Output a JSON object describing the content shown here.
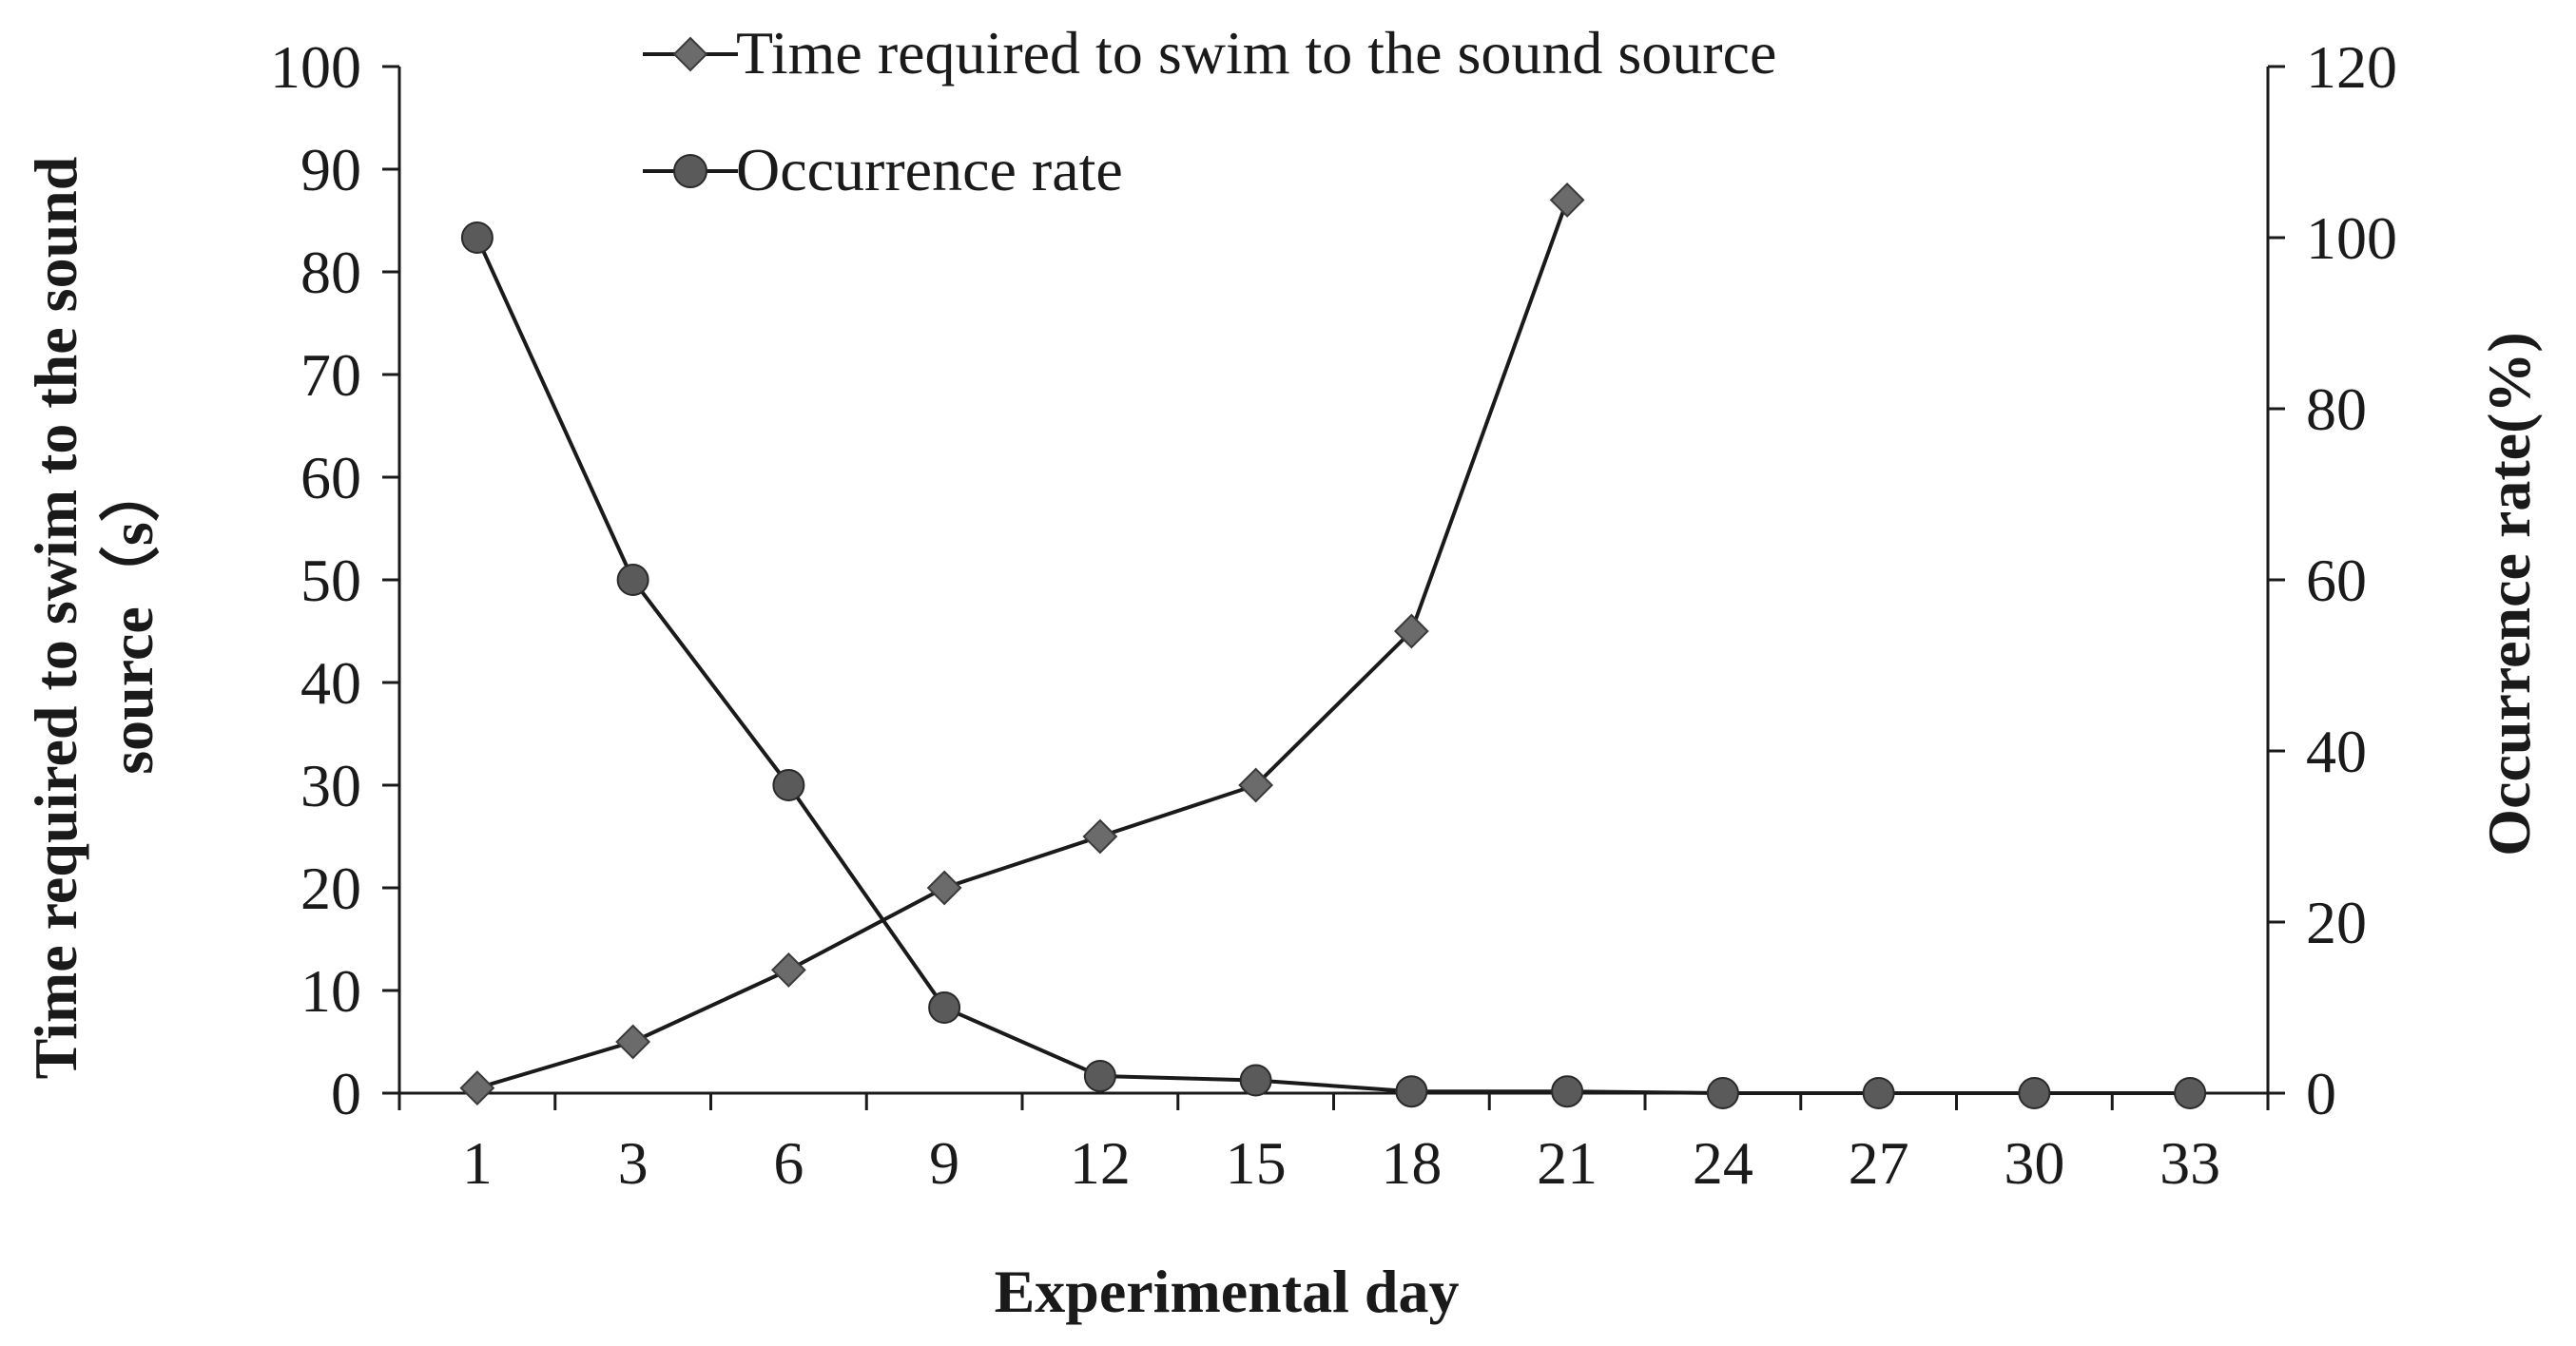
{
  "chart_data": {
    "type": "line",
    "title": "",
    "xlabel": "Experimental day",
    "ylabel_left_lines": [
      "Time required to swim to the sound",
      "source（s）"
    ],
    "ylabel_right": "Occurrence rate(%)",
    "categories": [
      "1",
      "3",
      "6",
      "9",
      "12",
      "15",
      "18",
      "21",
      "24",
      "27",
      "30",
      "33"
    ],
    "ylim_left": [
      0,
      100
    ],
    "yticks_left": [
      0,
      10,
      20,
      30,
      40,
      50,
      60,
      70,
      80,
      90,
      100
    ],
    "ylim_right": [
      0,
      120
    ],
    "yticks_right": [
      0,
      20,
      40,
      60,
      80,
      100,
      120
    ],
    "grid": false,
    "legend_position": "top",
    "series": [
      {
        "name": "Time required to swim to the sound source",
        "axis": "left",
        "marker": "diamond",
        "color": "#6b6b6b",
        "values": [
          0.5,
          5,
          12,
          20,
          25,
          30,
          45,
          87,
          null,
          null,
          null,
          null
        ]
      },
      {
        "name": "Occurrence rate",
        "axis": "right",
        "marker": "circle",
        "color": "#5a5a5a",
        "values": [
          100,
          60,
          36,
          10,
          2,
          1.5,
          0.2,
          0.2,
          0,
          0,
          0,
          0
        ]
      }
    ]
  }
}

▬▬▬

Write out all the entries word for word, but skip any images.

Output a JSON object describing the content shown here.
{
  "chart_data": {
    "type": "line",
    "title": "",
    "xlabel": "Experimental day",
    "ylabel_left_lines": [
      "Time required to swim to the sound",
      "source（s）"
    ],
    "ylabel_right": "Occurrence rate(%)",
    "categories": [
      "1",
      "3",
      "6",
      "9",
      "12",
      "15",
      "18",
      "21",
      "24",
      "27",
      "30",
      "33"
    ],
    "ylim_left": [
      0,
      100
    ],
    "yticks_left": [
      0,
      10,
      20,
      30,
      40,
      50,
      60,
      70,
      80,
      90,
      100
    ],
    "ylim_right": [
      0,
      120
    ],
    "yticks_right": [
      0,
      20,
      40,
      60,
      80,
      100,
      120
    ],
    "grid": false,
    "legend_position": "top",
    "series": [
      {
        "name": "Time required to swim to the sound source",
        "axis": "left",
        "marker": "diamond",
        "color": "#6b6b6b",
        "values": [
          0.5,
          5,
          12,
          20,
          25,
          30,
          45,
          87,
          null,
          null,
          null,
          null
        ]
      },
      {
        "name": "Occurrence rate",
        "axis": "right",
        "marker": "circle",
        "color": "#5a5a5a",
        "values": [
          100,
          60,
          36,
          10,
          2,
          1.5,
          0.2,
          0.2,
          0,
          0,
          0,
          0
        ]
      }
    ]
  }
}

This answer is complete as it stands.